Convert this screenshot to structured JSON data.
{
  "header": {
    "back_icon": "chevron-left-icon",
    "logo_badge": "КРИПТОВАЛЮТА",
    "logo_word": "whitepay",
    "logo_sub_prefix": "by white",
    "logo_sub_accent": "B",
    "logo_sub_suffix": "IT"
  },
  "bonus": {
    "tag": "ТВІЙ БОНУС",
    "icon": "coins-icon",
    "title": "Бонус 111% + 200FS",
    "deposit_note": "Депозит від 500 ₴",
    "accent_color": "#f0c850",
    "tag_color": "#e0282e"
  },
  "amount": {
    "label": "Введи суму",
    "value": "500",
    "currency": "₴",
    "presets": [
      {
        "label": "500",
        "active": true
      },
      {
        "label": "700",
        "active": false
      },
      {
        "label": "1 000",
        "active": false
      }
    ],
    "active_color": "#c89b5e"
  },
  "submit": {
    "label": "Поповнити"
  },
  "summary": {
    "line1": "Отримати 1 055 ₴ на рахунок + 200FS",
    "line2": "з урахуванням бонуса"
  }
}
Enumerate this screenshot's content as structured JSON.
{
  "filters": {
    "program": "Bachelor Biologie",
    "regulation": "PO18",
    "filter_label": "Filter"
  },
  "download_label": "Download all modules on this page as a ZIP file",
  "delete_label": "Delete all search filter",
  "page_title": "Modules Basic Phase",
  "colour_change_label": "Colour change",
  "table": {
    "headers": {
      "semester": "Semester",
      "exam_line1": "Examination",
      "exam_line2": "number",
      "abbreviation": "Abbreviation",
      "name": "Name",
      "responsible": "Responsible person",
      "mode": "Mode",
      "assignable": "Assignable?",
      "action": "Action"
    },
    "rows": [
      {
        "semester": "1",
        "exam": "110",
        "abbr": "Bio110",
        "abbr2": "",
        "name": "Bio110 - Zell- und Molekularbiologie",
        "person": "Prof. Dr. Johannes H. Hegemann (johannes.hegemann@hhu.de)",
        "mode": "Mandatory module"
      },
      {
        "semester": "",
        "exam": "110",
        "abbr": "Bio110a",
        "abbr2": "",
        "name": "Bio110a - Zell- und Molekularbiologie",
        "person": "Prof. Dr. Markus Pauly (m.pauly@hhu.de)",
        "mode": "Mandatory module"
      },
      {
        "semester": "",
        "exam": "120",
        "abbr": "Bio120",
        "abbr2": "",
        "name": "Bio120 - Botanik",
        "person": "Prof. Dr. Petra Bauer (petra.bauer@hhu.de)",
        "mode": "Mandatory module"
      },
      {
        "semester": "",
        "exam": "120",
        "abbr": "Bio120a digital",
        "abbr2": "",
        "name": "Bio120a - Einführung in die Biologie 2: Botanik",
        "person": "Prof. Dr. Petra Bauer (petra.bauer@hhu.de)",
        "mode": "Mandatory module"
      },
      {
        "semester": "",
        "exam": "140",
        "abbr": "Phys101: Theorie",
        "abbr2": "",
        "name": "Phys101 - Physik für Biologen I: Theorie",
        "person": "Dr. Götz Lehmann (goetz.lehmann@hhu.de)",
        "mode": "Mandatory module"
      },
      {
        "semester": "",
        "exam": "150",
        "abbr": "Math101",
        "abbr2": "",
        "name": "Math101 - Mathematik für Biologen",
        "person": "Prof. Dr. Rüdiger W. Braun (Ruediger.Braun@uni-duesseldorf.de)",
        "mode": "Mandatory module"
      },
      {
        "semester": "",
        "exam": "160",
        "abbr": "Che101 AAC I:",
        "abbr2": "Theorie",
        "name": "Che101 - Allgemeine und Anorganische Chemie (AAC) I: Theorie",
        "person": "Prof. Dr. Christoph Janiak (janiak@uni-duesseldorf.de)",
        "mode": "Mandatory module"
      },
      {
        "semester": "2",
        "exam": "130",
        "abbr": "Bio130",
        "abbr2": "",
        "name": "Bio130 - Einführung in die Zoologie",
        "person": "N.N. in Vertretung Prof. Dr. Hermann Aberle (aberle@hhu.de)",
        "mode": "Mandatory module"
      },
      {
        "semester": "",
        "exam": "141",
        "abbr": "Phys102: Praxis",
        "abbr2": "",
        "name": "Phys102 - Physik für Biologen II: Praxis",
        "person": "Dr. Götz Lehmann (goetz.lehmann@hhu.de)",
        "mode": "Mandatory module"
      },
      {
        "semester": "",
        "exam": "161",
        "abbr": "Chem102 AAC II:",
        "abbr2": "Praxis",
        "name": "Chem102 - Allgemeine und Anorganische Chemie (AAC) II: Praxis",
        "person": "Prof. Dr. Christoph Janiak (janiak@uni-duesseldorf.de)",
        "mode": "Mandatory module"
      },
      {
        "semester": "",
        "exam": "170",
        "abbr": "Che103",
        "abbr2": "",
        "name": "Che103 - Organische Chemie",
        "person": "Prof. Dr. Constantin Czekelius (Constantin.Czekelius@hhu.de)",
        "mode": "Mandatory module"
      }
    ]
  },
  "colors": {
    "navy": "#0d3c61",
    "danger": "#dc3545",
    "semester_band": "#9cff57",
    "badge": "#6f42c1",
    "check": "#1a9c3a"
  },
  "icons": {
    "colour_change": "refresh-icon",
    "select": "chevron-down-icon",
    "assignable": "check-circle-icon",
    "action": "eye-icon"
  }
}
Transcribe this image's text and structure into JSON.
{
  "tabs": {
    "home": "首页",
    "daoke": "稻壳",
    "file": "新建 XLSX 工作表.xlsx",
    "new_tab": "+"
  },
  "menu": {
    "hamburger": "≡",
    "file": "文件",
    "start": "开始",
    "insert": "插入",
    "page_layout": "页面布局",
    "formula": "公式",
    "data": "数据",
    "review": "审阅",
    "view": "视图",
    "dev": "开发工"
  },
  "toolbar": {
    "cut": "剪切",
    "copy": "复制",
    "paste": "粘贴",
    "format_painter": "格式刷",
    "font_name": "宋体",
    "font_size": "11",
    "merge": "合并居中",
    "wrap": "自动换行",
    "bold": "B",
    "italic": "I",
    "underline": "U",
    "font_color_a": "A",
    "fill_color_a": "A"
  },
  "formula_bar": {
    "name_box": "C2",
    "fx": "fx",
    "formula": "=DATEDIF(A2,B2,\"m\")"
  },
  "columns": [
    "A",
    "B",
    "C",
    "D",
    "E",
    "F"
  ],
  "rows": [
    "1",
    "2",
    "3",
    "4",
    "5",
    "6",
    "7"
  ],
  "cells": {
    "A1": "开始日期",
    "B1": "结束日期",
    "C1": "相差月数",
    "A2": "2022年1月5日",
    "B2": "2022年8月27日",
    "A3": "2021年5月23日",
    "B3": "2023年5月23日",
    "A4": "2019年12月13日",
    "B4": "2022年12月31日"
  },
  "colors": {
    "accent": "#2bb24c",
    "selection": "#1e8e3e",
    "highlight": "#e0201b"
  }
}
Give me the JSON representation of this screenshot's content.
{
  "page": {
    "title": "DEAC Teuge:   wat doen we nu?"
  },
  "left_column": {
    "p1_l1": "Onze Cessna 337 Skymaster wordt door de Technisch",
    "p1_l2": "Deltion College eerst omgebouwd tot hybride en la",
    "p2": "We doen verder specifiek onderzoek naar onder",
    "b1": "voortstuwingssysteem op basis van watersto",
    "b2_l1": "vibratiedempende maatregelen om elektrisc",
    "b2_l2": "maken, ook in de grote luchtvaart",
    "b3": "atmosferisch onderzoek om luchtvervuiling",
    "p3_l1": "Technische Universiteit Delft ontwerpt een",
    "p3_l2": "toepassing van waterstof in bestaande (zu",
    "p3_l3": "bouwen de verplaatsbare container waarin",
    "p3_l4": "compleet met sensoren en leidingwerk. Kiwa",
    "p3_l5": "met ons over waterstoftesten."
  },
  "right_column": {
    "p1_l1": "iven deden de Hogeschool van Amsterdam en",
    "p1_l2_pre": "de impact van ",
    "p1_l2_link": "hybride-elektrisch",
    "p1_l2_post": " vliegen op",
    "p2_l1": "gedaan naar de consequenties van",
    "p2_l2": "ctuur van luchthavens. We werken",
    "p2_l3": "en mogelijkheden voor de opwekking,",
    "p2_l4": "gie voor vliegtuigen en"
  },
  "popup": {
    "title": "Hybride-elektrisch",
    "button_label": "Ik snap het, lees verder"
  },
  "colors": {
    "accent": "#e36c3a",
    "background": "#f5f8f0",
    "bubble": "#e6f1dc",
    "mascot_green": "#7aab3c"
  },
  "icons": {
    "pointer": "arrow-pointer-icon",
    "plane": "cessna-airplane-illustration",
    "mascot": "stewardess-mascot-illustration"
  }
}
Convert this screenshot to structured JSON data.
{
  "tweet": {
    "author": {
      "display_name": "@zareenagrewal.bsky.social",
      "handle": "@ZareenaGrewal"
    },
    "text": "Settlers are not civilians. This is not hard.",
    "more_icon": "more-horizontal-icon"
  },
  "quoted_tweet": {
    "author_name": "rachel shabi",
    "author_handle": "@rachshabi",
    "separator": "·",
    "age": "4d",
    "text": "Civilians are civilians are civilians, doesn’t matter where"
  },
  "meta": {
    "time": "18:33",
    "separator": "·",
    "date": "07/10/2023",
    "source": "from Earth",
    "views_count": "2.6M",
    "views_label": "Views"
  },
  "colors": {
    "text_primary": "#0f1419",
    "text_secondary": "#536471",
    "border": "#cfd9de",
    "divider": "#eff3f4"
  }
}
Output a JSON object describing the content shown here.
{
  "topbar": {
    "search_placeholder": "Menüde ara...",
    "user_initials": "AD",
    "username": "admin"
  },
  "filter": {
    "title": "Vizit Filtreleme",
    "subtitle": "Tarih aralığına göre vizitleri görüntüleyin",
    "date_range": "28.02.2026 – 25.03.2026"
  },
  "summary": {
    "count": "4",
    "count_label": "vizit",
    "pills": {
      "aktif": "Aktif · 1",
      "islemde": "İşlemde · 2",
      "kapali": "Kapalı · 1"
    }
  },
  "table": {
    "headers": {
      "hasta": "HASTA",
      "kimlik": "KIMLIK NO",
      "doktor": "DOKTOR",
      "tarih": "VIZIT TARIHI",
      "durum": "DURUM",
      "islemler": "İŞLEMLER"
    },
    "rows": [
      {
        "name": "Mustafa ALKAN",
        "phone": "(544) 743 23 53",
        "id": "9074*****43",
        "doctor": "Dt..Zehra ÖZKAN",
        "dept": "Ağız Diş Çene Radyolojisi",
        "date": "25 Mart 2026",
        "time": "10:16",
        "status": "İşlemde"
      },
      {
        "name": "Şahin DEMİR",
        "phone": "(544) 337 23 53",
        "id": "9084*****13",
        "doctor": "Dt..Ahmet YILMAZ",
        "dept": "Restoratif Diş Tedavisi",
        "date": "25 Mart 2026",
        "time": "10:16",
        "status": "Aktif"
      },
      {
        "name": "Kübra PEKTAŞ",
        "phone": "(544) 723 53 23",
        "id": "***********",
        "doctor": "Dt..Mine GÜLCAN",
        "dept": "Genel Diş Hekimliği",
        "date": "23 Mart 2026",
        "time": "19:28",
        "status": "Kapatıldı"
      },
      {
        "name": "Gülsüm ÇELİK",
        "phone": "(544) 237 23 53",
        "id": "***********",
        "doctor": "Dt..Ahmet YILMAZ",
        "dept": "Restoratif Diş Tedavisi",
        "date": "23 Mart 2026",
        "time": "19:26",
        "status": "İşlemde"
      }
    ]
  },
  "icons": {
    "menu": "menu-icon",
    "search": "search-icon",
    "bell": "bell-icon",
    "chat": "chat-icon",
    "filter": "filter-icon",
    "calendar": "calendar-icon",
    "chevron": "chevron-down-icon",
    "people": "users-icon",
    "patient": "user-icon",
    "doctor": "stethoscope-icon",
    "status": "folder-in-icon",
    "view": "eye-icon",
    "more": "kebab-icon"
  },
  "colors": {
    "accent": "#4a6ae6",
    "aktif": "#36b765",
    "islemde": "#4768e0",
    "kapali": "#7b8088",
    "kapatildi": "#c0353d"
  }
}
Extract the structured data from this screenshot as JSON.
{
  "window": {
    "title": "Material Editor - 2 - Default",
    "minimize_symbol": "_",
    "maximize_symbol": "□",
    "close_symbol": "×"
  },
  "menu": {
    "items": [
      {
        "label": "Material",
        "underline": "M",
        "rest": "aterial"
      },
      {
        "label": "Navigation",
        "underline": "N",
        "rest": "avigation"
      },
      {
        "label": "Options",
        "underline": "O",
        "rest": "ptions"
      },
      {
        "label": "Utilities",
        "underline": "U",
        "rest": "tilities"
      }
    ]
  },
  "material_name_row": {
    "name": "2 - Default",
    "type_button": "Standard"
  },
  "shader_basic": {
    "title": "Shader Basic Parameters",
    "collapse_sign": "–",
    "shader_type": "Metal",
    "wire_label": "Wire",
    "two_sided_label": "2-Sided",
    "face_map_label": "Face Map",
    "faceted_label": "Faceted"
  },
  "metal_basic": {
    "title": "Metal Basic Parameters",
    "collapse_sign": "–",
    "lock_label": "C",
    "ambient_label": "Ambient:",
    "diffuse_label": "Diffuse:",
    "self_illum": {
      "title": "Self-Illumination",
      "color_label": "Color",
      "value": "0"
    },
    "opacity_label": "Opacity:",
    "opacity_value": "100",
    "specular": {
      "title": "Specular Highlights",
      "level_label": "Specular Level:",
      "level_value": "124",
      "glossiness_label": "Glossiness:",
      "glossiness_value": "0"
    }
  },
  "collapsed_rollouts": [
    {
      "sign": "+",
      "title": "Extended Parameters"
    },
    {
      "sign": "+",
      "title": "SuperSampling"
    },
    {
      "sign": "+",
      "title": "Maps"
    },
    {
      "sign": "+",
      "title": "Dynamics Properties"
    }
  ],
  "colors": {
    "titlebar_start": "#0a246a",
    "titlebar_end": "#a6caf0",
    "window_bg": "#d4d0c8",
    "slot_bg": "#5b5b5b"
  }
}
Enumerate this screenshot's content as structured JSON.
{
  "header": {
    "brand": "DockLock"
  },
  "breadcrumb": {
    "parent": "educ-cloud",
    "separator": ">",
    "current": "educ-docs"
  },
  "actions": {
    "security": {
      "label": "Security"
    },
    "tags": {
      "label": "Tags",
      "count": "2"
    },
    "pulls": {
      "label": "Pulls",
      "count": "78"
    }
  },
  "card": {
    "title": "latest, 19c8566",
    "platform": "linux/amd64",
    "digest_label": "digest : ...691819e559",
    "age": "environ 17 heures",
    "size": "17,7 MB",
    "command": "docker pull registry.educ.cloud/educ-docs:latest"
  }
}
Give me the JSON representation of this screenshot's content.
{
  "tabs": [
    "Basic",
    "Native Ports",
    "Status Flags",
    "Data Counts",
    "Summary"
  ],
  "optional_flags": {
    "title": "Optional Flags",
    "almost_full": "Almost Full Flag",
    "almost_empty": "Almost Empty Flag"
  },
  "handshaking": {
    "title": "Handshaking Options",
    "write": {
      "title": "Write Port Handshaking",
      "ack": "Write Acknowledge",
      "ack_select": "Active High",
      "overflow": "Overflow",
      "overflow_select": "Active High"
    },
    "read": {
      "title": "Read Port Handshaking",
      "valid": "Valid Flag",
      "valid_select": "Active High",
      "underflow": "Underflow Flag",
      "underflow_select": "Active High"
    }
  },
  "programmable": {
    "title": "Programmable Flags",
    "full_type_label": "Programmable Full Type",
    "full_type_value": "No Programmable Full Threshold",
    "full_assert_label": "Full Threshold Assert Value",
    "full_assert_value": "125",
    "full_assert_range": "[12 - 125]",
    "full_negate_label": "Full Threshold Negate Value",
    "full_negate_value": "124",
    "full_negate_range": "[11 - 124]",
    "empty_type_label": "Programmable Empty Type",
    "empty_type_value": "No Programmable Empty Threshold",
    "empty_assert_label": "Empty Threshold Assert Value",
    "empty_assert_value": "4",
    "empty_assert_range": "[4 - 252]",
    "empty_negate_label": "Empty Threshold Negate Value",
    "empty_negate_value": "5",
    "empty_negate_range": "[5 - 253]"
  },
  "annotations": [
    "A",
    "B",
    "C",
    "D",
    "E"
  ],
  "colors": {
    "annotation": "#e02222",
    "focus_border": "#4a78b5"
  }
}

-------------------------

- _What the task requires_: Each line in the material either holds the string "Chemie" or does not. State how many do, and nothing else.

- _Response to this task_: 3